# Task to carry out
Each record that follows is to be reproduced verbatim.

(Figure collection entries)
____________________
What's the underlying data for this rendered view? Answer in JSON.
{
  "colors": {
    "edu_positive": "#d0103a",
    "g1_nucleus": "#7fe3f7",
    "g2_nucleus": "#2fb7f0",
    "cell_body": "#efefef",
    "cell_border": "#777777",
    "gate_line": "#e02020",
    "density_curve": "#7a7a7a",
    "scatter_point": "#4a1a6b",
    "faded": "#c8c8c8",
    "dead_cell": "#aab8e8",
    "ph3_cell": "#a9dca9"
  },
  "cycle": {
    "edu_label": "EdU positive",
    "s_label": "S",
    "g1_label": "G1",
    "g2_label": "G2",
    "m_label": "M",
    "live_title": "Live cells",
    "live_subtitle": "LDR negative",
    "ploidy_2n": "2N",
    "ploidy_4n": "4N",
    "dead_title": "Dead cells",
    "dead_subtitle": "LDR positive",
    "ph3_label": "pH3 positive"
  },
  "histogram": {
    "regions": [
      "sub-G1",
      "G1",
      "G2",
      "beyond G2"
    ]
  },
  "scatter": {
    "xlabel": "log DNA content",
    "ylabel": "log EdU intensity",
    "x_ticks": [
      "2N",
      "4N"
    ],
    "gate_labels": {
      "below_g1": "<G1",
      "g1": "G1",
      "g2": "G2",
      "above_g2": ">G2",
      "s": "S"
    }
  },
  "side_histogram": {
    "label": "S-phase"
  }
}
____________________
# Solution to the exercise
What's the underlying data for this rendered view? Answer in JSON.
{
  "colors": {
    "edu_positive": "#d0103a",
    "g1_nucleus": "#7fe3f7",
    "g2_nucleus": "#2fb7f0",
    "cell_body": "#efefef",
    "cell_border": "#777777",
    "gate_line": "#e02020",
    "density_curve": "#7a7a7a",
    "scatter_point": "#4a1a6b",
    "faded": "#c8c8c8",
    "dead_cell": "#aab8e8",
    "ph3_cell": "#a9dca9"
  },
  "cycle": {
    "edu_label": "EdU positive",
    "s_label": "S",
    "g1_label": "G1",
    "g2_label": "G2",
    "m_label": "M",
    "live_title": "Live cells",
    "live_subtitle": "LDR negative",
    "ploidy_2n": "2N",
    "ploidy_4n": "4N",
    "dead_title": "Dead cells",
    "dead_subtitle": "LDR positive",
    "ph3_label": "pH3 positive"
  },
  "histogram": {
    "regions": [
      "sub-G1",
      "G1",
      "G2",
      "beyond G2"
    ]
  },
  "scatter": {
    "xlabel": "log DNA content",
    "ylabel": "log EdU intensity",
    "x_ticks": [
      "2N",
      "4N"
    ],
    "gate_labels": {
      "below_g1": "<G1",
      "g1": "G1",
      "g2": "G2",
      "above_g2": ">G2",
      "s": "S"
    }
  },
  "side_histogram": {
    "label": "S-phase"
  }
}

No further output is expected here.